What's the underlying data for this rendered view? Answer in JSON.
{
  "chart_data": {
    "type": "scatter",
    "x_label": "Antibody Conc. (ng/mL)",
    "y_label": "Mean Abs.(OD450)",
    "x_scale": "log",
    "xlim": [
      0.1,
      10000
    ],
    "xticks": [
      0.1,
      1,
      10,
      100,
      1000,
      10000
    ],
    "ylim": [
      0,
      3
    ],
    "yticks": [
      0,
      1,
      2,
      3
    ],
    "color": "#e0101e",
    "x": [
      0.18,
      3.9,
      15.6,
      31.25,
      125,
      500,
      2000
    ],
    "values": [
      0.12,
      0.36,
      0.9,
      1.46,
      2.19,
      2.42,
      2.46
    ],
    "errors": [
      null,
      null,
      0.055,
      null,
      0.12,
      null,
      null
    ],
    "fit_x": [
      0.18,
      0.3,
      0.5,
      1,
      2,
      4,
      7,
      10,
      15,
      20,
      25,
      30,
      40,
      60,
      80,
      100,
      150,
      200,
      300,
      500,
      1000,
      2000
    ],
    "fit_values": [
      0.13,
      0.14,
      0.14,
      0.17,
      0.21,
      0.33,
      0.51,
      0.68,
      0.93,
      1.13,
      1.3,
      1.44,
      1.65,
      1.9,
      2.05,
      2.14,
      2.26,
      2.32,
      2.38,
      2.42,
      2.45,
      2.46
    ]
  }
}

Task brief>
Every line must be copied exactly as it stands above.

Result below>
What's the underlying data for this rendered view? Answer in JSON.
{
  "chart_data": {
    "type": "scatter",
    "x_label": "Antibody Conc. (ng/mL)",
    "y_label": "Mean Abs.(OD450)",
    "x_scale": "log",
    "xlim": [
      0.1,
      10000
    ],
    "xticks": [
      0.1,
      1,
      10,
      100,
      1000,
      10000
    ],
    "ylim": [
      0,
      3
    ],
    "yticks": [
      0,
      1,
      2,
      3
    ],
    "color": "#e0101e",
    "x": [
      0.18,
      3.9,
      15.6,
      31.25,
      125,
      500,
      2000
    ],
    "values": [
      0.12,
      0.36,
      0.9,
      1.46,
      2.19,
      2.42,
      2.46
    ],
    "errors": [
      null,
      null,
      0.055,
      null,
      0.12,
      null,
      null
    ],
    "fit_x": [
      0.18,
      0.3,
      0.5,
      1,
      2,
      4,
      7,
      10,
      15,
      20,
      25,
      30,
      40,
      60,
      80,
      100,
      150,
      200,
      300,
      500,
      1000,
      2000
    ],
    "fit_values": [
      0.13,
      0.14,
      0.14,
      0.17,
      0.21,
      0.33,
      0.51,
      0.68,
      0.93,
      1.13,
      1.3,
      1.44,
      1.65,
      1.9,
      2.05,
      2.14,
      2.26,
      2.32,
      2.38,
      2.42,
      2.45,
      2.46
    ]
  }
}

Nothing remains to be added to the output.